- _SUPPLIED MATERIAL_:
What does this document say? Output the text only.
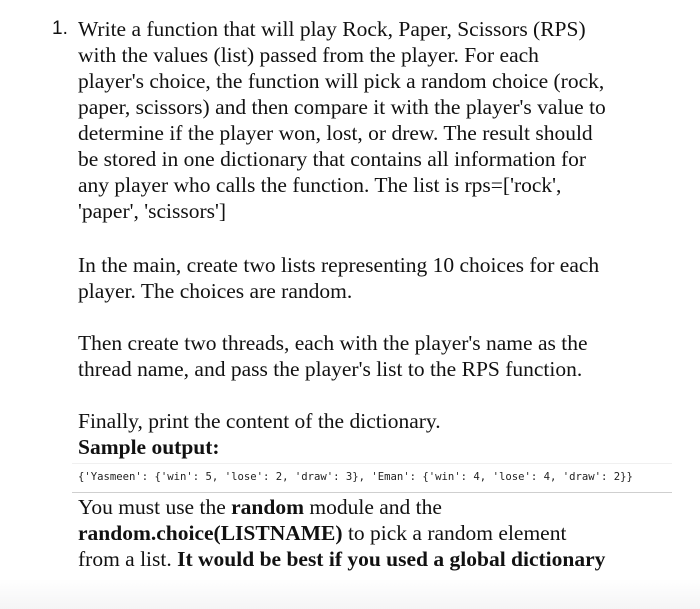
1. Write a function that will play Rock, Paper, Scissors (RPS)
with the values (list) passed from the player. For each
player's choice, the function will pick a random choice (rock,
paper, scissors) and then compare it with the player's value to
determine if the player won, lost, or drew. The result should
be stored in one dictionary that contains all information for
any player who calls the function. The list is rps=['rock',
'paper', 'scissors']

In the main, create two lists representing 10 choices for each
player. The choices are random.

Then create two threads, each with the player's name as the
thread name, and pass the player's list to the RPS function.

Finally, print the content of the dictionary.

Sample output:
{'Yasmeen': {'win': 5, 'lose': 2, 'draw': 3}, 'Eman': {'win': 4, 'lose': 4, 'draw': 2}}

You must use the random module and the
random.choice(LISTNAME) to pick a random element
from a list. It would be best if you used a global dictionary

- _WRITTEN REQUEST_:
Where a line of the data holds "random", show that line.

- _RESULT FOR THIS EXERCISE_:
player's choice, the function will pick a random choice (rock,
player. The choices are random.
You must use the random module and the
random.choice(LISTNAME) to pick a random element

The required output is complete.